* WORK INSTRUCTIONS
Could you write out every entry exactly as it stands?

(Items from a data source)
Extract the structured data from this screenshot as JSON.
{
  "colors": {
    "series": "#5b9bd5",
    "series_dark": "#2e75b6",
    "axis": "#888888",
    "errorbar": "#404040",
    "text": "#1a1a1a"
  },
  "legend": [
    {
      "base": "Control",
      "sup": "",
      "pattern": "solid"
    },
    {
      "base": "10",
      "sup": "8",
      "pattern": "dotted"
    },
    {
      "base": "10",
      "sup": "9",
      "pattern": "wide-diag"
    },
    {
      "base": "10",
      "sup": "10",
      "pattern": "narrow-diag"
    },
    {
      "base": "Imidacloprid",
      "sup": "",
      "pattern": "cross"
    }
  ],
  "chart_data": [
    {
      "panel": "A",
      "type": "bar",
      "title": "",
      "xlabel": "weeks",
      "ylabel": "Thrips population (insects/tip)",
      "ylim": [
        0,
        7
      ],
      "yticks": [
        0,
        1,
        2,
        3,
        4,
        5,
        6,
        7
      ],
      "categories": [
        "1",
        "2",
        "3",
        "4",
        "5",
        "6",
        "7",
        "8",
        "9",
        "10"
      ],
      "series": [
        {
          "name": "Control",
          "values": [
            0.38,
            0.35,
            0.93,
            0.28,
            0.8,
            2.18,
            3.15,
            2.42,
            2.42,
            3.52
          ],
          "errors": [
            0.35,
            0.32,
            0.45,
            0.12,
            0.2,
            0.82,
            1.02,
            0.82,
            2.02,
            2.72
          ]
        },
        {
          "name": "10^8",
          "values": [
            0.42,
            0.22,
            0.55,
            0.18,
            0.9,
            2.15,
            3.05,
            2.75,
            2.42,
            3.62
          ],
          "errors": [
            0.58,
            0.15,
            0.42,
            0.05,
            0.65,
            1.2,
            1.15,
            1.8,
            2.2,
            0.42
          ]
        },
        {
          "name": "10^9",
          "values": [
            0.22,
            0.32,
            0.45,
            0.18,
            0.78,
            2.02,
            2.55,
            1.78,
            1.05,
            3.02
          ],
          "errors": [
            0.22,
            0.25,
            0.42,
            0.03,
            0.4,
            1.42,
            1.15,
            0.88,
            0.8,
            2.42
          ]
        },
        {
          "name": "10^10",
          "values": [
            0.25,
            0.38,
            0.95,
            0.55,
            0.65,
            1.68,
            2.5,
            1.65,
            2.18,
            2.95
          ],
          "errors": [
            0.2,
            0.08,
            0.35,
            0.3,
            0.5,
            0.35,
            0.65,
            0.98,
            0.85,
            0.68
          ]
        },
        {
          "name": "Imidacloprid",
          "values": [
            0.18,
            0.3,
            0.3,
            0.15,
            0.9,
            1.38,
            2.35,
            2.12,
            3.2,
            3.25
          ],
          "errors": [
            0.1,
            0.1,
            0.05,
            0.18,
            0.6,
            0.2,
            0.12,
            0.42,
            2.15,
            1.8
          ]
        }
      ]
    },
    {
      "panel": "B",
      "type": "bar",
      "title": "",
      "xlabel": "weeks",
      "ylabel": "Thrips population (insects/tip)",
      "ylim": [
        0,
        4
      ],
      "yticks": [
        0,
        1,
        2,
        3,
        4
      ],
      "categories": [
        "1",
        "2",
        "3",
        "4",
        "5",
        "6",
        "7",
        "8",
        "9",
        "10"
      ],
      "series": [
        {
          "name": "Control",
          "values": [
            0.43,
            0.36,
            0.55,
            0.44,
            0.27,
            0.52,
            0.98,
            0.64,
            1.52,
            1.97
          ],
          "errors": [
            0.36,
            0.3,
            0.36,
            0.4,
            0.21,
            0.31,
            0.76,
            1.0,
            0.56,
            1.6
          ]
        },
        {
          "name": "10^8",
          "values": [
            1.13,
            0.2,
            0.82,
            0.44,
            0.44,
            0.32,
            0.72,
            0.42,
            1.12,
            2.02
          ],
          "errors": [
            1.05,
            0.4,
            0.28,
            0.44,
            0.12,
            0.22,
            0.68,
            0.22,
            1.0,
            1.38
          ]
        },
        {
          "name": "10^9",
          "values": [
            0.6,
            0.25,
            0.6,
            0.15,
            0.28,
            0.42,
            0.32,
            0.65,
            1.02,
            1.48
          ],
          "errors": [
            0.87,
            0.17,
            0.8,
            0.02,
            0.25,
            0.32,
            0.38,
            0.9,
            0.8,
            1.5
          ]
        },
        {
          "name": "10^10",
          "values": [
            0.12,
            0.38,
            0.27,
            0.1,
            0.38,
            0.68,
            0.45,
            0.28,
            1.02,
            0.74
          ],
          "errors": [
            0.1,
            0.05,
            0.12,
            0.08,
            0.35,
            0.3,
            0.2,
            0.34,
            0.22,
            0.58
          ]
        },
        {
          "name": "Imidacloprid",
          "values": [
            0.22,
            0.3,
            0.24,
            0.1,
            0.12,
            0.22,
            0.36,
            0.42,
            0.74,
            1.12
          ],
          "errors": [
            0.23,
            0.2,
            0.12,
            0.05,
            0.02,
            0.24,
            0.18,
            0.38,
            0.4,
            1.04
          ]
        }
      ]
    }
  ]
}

* CORRECT OUTPUT
Extract the structured data from this screenshot as JSON.
{
  "colors": {
    "series": "#5b9bd5",
    "series_dark": "#2e75b6",
    "axis": "#888888",
    "errorbar": "#404040",
    "text": "#1a1a1a"
  },
  "legend": [
    {
      "base": "Control",
      "sup": "",
      "pattern": "solid"
    },
    {
      "base": "10",
      "sup": "8",
      "pattern": "dotted"
    },
    {
      "base": "10",
      "sup": "9",
      "pattern": "wide-diag"
    },
    {
      "base": "10",
      "sup": "10",
      "pattern": "narrow-diag"
    },
    {
      "base": "Imidacloprid",
      "sup": "",
      "pattern": "cross"
    }
  ],
  "chart_data": [
    {
      "panel": "A",
      "type": "bar",
      "title": "",
      "xlabel": "weeks",
      "ylabel": "Thrips population (insects/tip)",
      "ylim": [
        0,
        7
      ],
      "yticks": [
        0,
        1,
        2,
        3,
        4,
        5,
        6,
        7
      ],
      "categories": [
        "1",
        "2",
        "3",
        "4",
        "5",
        "6",
        "7",
        "8",
        "9",
        "10"
      ],
      "series": [
        {
          "name": "Control",
          "values": [
            0.38,
            0.35,
            0.93,
            0.28,
            0.8,
            2.18,
            3.15,
            2.42,
            2.42,
            3.52
          ],
          "errors": [
            0.35,
            0.32,
            0.45,
            0.12,
            0.2,
            0.82,
            1.02,
            0.82,
            2.02,
            2.72
          ]
        },
        {
          "name": "10^8",
          "values": [
            0.42,
            0.22,
            0.55,
            0.18,
            0.9,
            2.15,
            3.05,
            2.75,
            2.42,
            3.62
          ],
          "errors": [
            0.58,
            0.15,
            0.42,
            0.05,
            0.65,
            1.2,
            1.15,
            1.8,
            2.2,
            0.42
          ]
        },
        {
          "name": "10^9",
          "values": [
            0.22,
            0.32,
            0.45,
            0.18,
            0.78,
            2.02,
            2.55,
            1.78,
            1.05,
            3.02
          ],
          "errors": [
            0.22,
            0.25,
            0.42,
            0.03,
            0.4,
            1.42,
            1.15,
            0.88,
            0.8,
            2.42
          ]
        },
        {
          "name": "10^10",
          "values": [
            0.25,
            0.38,
            0.95,
            0.55,
            0.65,
            1.68,
            2.5,
            1.65,
            2.18,
            2.95
          ],
          "errors": [
            0.2,
            0.08,
            0.35,
            0.3,
            0.5,
            0.35,
            0.65,
            0.98,
            0.85,
            0.68
          ]
        },
        {
          "name": "Imidacloprid",
          "values": [
            0.18,
            0.3,
            0.3,
            0.15,
            0.9,
            1.38,
            2.35,
            2.12,
            3.2,
            3.25
          ],
          "errors": [
            0.1,
            0.1,
            0.05,
            0.18,
            0.6,
            0.2,
            0.12,
            0.42,
            2.15,
            1.8
          ]
        }
      ]
    },
    {
      "panel": "B",
      "type": "bar",
      "title": "",
      "xlabel": "weeks",
      "ylabel": "Thrips population (insects/tip)",
      "ylim": [
        0,
        4
      ],
      "yticks": [
        0,
        1,
        2,
        3,
        4
      ],
      "categories": [
        "1",
        "2",
        "3",
        "4",
        "5",
        "6",
        "7",
        "8",
        "9",
        "10"
      ],
      "series": [
        {
          "name": "Control",
          "values": [
            0.43,
            0.36,
            0.55,
            0.44,
            0.27,
            0.52,
            0.98,
            0.64,
            1.52,
            1.97
          ],
          "errors": [
            0.36,
            0.3,
            0.36,
            0.4,
            0.21,
            0.31,
            0.76,
            1.0,
            0.56,
            1.6
          ]
        },
        {
          "name": "10^8",
          "values": [
            1.13,
            0.2,
            0.82,
            0.44,
            0.44,
            0.32,
            0.72,
            0.42,
            1.12,
            2.02
          ],
          "errors": [
            1.05,
            0.4,
            0.28,
            0.44,
            0.12,
            0.22,
            0.68,
            0.22,
            1.0,
            1.38
          ]
        },
        {
          "name": "10^9",
          "values": [
            0.6,
            0.25,
            0.6,
            0.15,
            0.28,
            0.42,
            0.32,
            0.65,
            1.02,
            1.48
          ],
          "errors": [
            0.87,
            0.17,
            0.8,
            0.02,
            0.25,
            0.32,
            0.38,
            0.9,
            0.8,
            1.5
          ]
        },
        {
          "name": "10^10",
          "values": [
            0.12,
            0.38,
            0.27,
            0.1,
            0.38,
            0.68,
            0.45,
            0.28,
            1.02,
            0.74
          ],
          "errors": [
            0.1,
            0.05,
            0.12,
            0.08,
            0.35,
            0.3,
            0.2,
            0.34,
            0.22,
            0.58
          ]
        },
        {
          "name": "Imidacloprid",
          "values": [
            0.22,
            0.3,
            0.24,
            0.1,
            0.12,
            0.22,
            0.36,
            0.42,
            0.74,
            1.12
          ],
          "errors": [
            0.23,
            0.2,
            0.12,
            0.05,
            0.02,
            0.24,
            0.18,
            0.38,
            0.4,
            1.04
          ]
        }
      ]
    }
  ]
}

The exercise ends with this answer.